Records:
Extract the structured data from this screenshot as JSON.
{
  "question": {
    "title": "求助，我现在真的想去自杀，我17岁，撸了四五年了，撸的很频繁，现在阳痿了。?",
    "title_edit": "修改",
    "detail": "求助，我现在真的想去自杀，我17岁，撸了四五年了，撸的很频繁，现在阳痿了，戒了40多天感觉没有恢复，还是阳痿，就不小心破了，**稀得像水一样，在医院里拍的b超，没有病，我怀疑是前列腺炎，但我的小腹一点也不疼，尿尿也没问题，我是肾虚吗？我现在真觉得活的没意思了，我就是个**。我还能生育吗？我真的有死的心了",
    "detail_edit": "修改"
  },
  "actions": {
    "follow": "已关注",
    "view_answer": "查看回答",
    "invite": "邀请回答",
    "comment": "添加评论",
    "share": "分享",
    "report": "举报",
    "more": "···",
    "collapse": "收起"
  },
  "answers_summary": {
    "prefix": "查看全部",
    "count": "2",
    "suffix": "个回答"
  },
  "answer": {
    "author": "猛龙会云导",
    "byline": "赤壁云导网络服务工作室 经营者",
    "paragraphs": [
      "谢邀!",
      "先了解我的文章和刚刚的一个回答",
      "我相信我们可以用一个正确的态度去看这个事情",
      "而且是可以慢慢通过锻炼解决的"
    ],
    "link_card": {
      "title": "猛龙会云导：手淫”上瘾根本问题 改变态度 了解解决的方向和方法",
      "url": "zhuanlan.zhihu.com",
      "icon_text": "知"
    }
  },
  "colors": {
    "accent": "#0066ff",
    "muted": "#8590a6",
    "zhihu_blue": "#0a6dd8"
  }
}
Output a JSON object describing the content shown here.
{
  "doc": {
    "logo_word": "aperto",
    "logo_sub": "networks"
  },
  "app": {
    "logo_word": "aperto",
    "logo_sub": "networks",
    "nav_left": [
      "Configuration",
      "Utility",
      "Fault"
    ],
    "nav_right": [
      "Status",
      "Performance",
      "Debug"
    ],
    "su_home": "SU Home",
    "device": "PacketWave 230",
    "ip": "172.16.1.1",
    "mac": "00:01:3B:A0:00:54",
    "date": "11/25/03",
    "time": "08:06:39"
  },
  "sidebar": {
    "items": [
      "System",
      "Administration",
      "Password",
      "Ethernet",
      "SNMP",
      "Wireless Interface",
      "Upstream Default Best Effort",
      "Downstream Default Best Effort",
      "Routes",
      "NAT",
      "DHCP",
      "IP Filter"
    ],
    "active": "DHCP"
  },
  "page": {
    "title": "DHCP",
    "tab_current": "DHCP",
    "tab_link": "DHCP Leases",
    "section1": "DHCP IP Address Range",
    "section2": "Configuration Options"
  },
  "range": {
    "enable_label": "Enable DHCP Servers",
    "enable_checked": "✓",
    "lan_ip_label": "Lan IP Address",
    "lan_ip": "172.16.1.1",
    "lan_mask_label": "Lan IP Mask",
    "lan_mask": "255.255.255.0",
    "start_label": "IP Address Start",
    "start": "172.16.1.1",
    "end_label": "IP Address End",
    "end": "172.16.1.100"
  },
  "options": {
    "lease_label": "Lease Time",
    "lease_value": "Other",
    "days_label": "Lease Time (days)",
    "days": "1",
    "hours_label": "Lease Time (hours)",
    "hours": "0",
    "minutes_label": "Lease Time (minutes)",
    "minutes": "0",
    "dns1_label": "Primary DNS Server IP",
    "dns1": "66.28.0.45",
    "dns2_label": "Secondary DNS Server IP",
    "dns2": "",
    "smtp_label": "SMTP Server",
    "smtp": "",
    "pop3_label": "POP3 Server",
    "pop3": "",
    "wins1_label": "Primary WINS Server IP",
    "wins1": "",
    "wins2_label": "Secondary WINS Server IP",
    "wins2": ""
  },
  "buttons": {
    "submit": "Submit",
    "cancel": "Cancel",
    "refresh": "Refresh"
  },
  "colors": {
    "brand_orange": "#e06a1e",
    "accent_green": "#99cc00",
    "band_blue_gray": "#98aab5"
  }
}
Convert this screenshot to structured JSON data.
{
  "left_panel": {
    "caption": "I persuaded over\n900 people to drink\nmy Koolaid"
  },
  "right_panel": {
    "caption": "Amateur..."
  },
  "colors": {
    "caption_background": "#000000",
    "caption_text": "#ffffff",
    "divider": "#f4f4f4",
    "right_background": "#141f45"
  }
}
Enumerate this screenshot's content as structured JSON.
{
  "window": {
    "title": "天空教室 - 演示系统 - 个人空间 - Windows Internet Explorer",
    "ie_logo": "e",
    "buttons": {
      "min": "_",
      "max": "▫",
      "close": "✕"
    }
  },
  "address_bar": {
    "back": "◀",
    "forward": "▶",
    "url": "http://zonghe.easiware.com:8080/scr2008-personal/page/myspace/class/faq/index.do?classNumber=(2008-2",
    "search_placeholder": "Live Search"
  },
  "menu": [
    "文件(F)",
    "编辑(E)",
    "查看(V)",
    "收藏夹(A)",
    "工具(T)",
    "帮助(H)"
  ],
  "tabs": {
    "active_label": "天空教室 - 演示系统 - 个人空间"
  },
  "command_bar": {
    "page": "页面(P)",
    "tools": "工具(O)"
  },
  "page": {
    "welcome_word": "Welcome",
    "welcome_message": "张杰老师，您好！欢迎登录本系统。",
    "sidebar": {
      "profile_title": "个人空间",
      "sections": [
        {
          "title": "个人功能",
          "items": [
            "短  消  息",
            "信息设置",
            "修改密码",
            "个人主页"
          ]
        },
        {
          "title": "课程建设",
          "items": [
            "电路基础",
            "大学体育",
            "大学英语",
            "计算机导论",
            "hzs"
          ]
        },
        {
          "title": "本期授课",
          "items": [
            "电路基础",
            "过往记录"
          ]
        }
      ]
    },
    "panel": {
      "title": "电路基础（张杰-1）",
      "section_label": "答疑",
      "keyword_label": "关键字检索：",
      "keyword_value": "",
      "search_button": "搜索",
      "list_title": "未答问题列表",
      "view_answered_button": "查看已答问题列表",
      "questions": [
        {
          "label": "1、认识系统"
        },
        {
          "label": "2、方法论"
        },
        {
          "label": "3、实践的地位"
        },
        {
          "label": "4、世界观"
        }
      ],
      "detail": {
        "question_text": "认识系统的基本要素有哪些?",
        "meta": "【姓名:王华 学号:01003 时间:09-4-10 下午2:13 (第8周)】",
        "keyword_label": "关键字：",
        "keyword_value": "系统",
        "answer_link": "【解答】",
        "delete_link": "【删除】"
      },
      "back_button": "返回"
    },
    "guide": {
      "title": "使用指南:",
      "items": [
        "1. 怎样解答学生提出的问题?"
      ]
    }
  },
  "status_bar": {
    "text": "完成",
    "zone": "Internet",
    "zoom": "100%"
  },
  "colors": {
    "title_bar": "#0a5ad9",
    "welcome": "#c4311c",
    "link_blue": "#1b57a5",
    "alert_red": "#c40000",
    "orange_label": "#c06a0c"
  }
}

WHAT YOU ARE ASKED TO DO: Repeat the entries above exactly, leaving nothing out.

SOLUTION TO THIS PROBLEM:
Extract the structured data from this screenshot as JSON.
{
  "question": {
    "title": "求助，我现在真的想去自杀，我17岁，撸了四五年了，撸的很频繁，现在阳痿了。?",
    "title_edit": "修改",
    "detail": "求助，我现在真的想去自杀，我17岁，撸了四五年了，撸的很频繁，现在阳痿了，戒了40多天感觉没有恢复，还是阳痿，就不小心破了，**稀得像水一样，在医院里拍的b超，没有病，我怀疑是前列腺炎，但我的小腹一点也不疼，尿尿也没问题，我是肾虚吗？我现在真觉得活的没意思了，我就是个**。我还能生育吗？我真的有死的心了",
    "detail_edit": "修改"
  },
  "actions": {
    "follow": "已关注",
    "view_answer": "查看回答",
    "invite": "邀请回答",
    "comment": "添加评论",
    "share": "分享",
    "report": "举报",
    "more": "···",
    "collapse": "收起"
  },
  "answers_summary": {
    "prefix": "查看全部",
    "count": "2",
    "suffix": "个回答"
  },
  "answer": {
    "author": "猛龙会云导",
    "byline": "赤壁云导网络服务工作室 经营者",
    "paragraphs": [
      "谢邀!",
      "先了解我的文章和刚刚的一个回答",
      "我相信我们可以用一个正确的态度去看这个事情",
      "而且是可以慢慢通过锻炼解决的"
    ],
    "link_card": {
      "title": "猛龙会云导：手淫”上瘾根本问题 改变态度 了解解决的方向和方法",
      "url": "zhuanlan.zhihu.com",
      "icon_text": "知"
    }
  },
  "colors": {
    "accent": "#0066ff",
    "muted": "#8590a6",
    "zhihu_blue": "#0a6dd8"
  }
}
Output a JSON object describing the content shown here.
{
  "doc": {
    "logo_word": "aperto",
    "logo_sub": "networks"
  },
  "app": {
    "logo_word": "aperto",
    "logo_sub": "networks",
    "nav_left": [
      "Configuration",
      "Utility",
      "Fault"
    ],
    "nav_right": [
      "Status",
      "Performance",
      "Debug"
    ],
    "su_home": "SU Home",
    "device": "PacketWave 230",
    "ip": "172.16.1.1",
    "mac": "00:01:3B:A0:00:54",
    "date": "11/25/03",
    "time": "08:06:39"
  },
  "sidebar": {
    "items": [
      "System",
      "Administration",
      "Password",
      "Ethernet",
      "SNMP",
      "Wireless Interface",
      "Upstream Default Best Effort",
      "Downstream Default Best Effort",
      "Routes",
      "NAT",
      "DHCP",
      "IP Filter"
    ],
    "active": "DHCP"
  },
  "page": {
    "title": "DHCP",
    "tab_current": "DHCP",
    "tab_link": "DHCP Leases",
    "section1": "DHCP IP Address Range",
    "section2": "Configuration Options"
  },
  "range": {
    "enable_label": "Enable DHCP Servers",
    "enable_checked": "✓",
    "lan_ip_label": "Lan IP Address",
    "lan_ip": "172.16.1.1",
    "lan_mask_label": "Lan IP Mask",
    "lan_mask": "255.255.255.0",
    "start_label": "IP Address Start",
    "start": "172.16.1.1",
    "end_label": "IP Address End",
    "end": "172.16.1.100"
  },
  "options": {
    "lease_label": "Lease Time",
    "lease_value": "Other",
    "days_label": "Lease Time (days)",
    "days": "1",
    "hours_label": "Lease Time (hours)",
    "hours": "0",
    "minutes_label": "Lease Time (minutes)",
    "minutes": "0",
    "dns1_label": "Primary DNS Server IP",
    "dns1": "66.28.0.45",
    "dns2_label": "Secondary DNS Server IP",
    "dns2": "",
    "smtp_label": "SMTP Server",
    "smtp": "",
    "pop3_label": "POP3 Server",
    "pop3": "",
    "wins1_label": "Primary WINS Server IP",
    "wins1": "",
    "wins2_label": "Secondary WINS Server IP",
    "wins2": ""
  },
  "buttons": {
    "submit": "Submit",
    "cancel": "Cancel",
    "refresh": "Refresh"
  },
  "colors": {
    "brand_orange": "#e06a1e",
    "accent_green": "#99cc00",
    "band_blue_gray": "#98aab5"
  }
}
Convert this screenshot to structured JSON data.
{
  "left_panel": {
    "caption": "I persuaded over\n900 people to drink\nmy Koolaid"
  },
  "right_panel": {
    "caption": "Amateur..."
  },
  "colors": {
    "caption_background": "#000000",
    "caption_text": "#ffffff",
    "divider": "#f4f4f4",
    "right_background": "#141f45"
  }
}
Enumerate this screenshot's content as structured JSON.
{
  "window": {
    "title": "天空教室 - 演示系统 - 个人空间 - Windows Internet Explorer",
    "ie_logo": "e",
    "buttons": {
      "min": "_",
      "max": "▫",
      "close": "✕"
    }
  },
  "address_bar": {
    "back": "◀",
    "forward": "▶",
    "url": "http://zonghe.easiware.com:8080/scr2008-personal/page/myspace/class/faq/index.do?classNumber=(2008-2",
    "search_placeholder": "Live Search"
  },
  "menu": [
    "文件(F)",
    "编辑(E)",
    "查看(V)",
    "收藏夹(A)",
    "工具(T)",
    "帮助(H)"
  ],
  "tabs": {
    "active_label": "天空教室 - 演示系统 - 个人空间"
  },
  "command_bar": {
    "page": "页面(P)",
    "tools": "工具(O)"
  },
  "page": {
    "welcome_word": "Welcome",
    "welcome_message": "张杰老师，您好！欢迎登录本系统。",
    "sidebar": {
      "profile_title": "个人空间",
      "sections": [
        {
          "title": "个人功能",
          "items": [
            "短  消  息",
            "信息设置",
            "修改密码",
            "个人主页"
          ]
        },
        {
          "title": "课程建设",
          "items": [
            "电路基础",
            "大学体育",
            "大学英语",
            "计算机导论",
            "hzs"
          ]
        },
        {
          "title": "本期授课",
          "items": [
            "电路基础",
            "过往记录"
          ]
        }
      ]
    },
    "panel": {
      "title": "电路基础（张杰-1）",
      "section_label": "答疑",
      "keyword_label": "关键字检索：",
      "keyword_value": "",
      "search_button": "搜索",
      "list_title": "未答问题列表",
      "view_answered_button": "查看已答问题列表",
      "questions": [
        {
          "label": "1、认识系统"
        },
        {
          "label": "2、方法论"
        },
        {
          "label": "3、实践的地位"
        },
        {
          "label": "4、世界观"
        }
      ],
      "detail": {
        "question_text": "认识系统的基本要素有哪些?",
        "meta": "【姓名:王华 学号:01003 时间:09-4-10 下午2:13 (第8周)】",
        "keyword_label": "关键字：",
        "keyword_value": "系统",
        "answer_link": "【解答】",
        "delete_link": "【删除】"
      },
      "back_button": "返回"
    },
    "guide": {
      "title": "使用指南:",
      "items": [
        "1. 怎样解答学生提出的问题?"
      ]
    }
  },
  "status_bar": {
    "text": "完成",
    "zone": "Internet",
    "zoom": "100%"
  },
  "colors": {
    "title_bar": "#0a5ad9",
    "welcome": "#c4311c",
    "link_blue": "#1b57a5",
    "alert_red": "#c40000",
    "orange_label": "#c06a0c"
  }
}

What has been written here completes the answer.